# Task prompt
Pictures within the data are to be left out; everything else must be reproduced exactly.

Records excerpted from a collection

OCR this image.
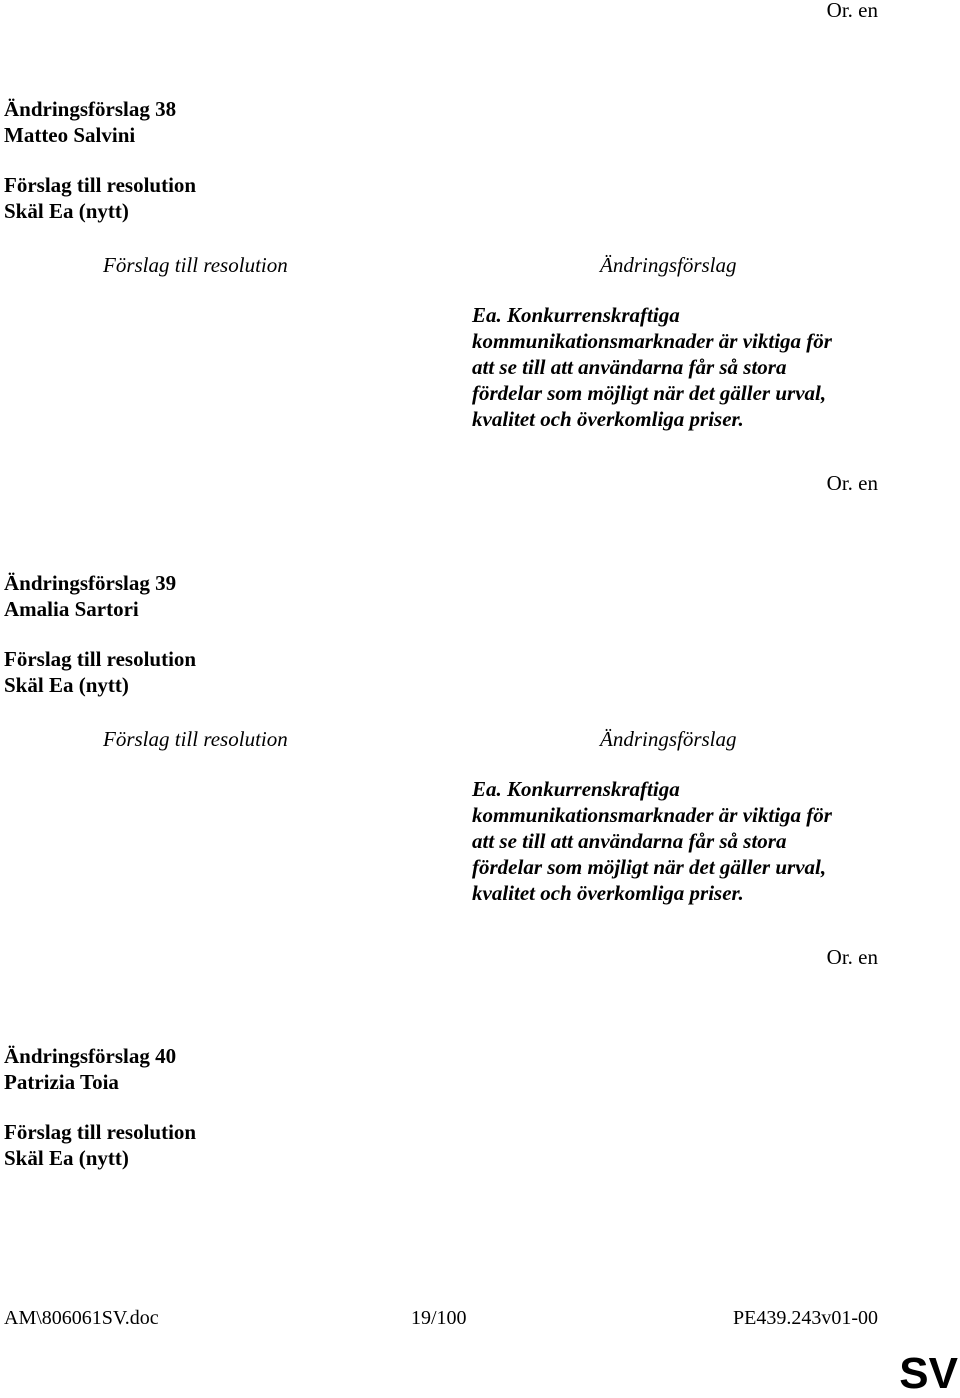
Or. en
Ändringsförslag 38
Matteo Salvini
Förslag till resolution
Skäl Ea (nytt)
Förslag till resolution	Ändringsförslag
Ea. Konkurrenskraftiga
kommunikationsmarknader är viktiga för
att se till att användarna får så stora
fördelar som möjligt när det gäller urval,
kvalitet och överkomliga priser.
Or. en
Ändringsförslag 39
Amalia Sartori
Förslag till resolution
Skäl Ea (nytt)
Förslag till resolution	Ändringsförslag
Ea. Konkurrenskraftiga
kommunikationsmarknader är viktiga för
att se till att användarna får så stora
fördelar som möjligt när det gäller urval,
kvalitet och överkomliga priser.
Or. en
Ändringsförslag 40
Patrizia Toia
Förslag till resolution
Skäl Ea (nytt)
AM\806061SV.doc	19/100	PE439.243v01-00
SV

# Final answer
OCR this image.
Or. en
Ändringsförslag 38
Matteo Salvini
Förslag till resolution
Skäl Ea (nytt)
Förslag till resolution	Ändringsförslag
Ea. Konkurrenskraftiga
kommunikationsmarknader är viktiga för
att se till att användarna får så stora
fördelar som möjligt när det gäller urval,
kvalitet och överkomliga priser.
Or. en
Ändringsförslag 39
Amalia Sartori
Förslag till resolution
Skäl Ea (nytt)
Förslag till resolution	Ändringsförslag
Ea. Konkurrenskraftiga
kommunikationsmarknader är viktiga för
att se till att användarna får så stora
fördelar som möjligt när det gäller urval,
kvalitet och överkomliga priser.
Or. en
Ändringsförslag 40
Patrizia Toia
Förslag till resolution
Skäl Ea (nytt)
AM\806061SV.doc	19/100	PE439.243v01-00
SV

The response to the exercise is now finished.